Text passage Block Start

Cassinia ochracea

Scientific classification
- Kingdom: Plantae
- Clade: Tracheophytes
- Clade: Angiosperms
- Clade: Eudicots
- Clade: Asterids
- Order: Asterales
- Family: Asteraceae
- Genus: Cassinia
- Species: C. ochracea
- Binomial name: Cassinia ochracea Orchard

= Cassinia ochracea =

- Genus: Cassinia
- Species: ochracea
- Authority: Orchard

Species of flowering plant

Cassinia ochracea is a species of flowering plant in the family Asteraceae and is endemic to south-eastern New South Wales. It is an erect or spreading shrub with hairy stems, needle-shaped leaves and flat or rounded corymbs of up to four hundred flower heads.

Text passage Block End
Given information Block Start

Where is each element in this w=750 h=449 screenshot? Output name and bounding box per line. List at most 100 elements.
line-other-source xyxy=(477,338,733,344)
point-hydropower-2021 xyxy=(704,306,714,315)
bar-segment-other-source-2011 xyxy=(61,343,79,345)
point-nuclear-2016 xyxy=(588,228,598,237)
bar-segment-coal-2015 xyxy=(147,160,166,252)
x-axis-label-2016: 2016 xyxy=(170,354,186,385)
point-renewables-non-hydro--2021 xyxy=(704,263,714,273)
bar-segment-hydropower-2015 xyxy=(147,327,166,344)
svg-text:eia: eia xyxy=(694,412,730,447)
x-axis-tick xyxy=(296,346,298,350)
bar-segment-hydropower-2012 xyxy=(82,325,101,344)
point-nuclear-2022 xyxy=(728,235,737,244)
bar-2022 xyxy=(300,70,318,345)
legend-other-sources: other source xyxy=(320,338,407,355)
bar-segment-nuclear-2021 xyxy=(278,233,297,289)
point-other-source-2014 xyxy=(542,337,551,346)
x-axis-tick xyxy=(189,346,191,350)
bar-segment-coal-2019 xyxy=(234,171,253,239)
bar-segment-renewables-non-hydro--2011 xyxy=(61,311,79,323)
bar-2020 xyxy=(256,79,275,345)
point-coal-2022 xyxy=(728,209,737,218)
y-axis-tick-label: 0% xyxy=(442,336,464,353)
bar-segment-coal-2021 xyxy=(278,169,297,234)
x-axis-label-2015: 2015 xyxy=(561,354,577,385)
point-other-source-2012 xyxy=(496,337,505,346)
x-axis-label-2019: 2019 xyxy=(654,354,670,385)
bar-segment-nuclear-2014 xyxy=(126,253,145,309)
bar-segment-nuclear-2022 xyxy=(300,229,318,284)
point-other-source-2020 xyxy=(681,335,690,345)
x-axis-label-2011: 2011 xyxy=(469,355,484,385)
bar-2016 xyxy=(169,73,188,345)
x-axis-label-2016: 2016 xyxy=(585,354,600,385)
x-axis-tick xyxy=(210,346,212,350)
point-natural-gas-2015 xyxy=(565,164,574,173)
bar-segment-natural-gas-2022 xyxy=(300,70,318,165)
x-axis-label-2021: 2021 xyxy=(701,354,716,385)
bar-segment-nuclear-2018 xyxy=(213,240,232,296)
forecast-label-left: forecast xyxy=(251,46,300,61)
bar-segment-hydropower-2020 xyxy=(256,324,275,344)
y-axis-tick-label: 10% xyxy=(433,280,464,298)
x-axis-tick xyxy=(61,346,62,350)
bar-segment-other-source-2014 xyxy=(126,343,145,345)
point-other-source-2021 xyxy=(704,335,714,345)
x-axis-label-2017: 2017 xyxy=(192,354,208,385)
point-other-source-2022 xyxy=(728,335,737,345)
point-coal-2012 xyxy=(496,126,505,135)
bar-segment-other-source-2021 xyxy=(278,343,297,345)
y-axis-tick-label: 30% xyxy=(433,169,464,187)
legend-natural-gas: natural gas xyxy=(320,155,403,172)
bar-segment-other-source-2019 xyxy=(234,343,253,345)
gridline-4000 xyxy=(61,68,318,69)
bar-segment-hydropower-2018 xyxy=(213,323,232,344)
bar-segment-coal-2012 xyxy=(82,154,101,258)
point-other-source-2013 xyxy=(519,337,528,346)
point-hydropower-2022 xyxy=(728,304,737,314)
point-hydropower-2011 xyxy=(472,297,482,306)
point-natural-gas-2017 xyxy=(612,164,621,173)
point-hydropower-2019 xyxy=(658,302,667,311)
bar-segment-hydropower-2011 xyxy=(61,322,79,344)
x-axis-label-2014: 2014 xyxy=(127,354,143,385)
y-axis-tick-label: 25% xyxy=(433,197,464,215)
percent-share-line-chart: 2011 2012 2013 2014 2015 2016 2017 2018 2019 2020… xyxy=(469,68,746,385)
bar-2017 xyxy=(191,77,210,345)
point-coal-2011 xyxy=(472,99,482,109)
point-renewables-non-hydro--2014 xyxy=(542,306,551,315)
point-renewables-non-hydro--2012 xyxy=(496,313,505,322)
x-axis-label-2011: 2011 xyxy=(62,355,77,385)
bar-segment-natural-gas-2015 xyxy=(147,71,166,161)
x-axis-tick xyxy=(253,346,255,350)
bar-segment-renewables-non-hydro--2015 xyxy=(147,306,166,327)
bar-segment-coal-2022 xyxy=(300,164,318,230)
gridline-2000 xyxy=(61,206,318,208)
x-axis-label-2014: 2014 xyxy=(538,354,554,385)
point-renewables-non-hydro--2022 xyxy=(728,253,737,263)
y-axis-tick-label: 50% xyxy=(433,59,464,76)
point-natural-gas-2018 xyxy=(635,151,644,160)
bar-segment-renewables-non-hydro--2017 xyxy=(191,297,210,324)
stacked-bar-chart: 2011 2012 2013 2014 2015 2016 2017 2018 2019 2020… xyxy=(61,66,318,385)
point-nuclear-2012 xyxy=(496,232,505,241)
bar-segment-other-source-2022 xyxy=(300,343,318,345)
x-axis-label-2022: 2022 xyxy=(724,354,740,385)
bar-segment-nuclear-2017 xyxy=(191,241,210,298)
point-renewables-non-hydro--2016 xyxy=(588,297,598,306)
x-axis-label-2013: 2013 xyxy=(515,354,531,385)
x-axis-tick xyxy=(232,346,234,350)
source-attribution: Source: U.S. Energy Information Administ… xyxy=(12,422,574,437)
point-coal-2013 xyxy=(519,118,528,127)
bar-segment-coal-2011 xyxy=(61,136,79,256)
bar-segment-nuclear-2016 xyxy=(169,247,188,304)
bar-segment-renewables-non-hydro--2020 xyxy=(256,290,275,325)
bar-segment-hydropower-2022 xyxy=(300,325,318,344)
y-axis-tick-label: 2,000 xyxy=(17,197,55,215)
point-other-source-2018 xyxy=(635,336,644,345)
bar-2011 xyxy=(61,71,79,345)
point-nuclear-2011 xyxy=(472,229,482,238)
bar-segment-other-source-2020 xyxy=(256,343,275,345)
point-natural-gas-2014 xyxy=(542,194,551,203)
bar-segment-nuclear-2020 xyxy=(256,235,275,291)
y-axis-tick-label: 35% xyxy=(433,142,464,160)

Given information Block End

● Exercise:
Copy the Cassinia ochracea text above word for word, from "Cassinia ochracea is" to "hundred flower heads.".

● Task solution:
Cassinia ochracea is a species of flowering plant in the family Asteraceae and is endemic to south-eastern New South Wales. It is an erect or spreading shrub with hairy stems, needle-shaped leaves and flat or rounded corymbs of up to four hundred flower heads.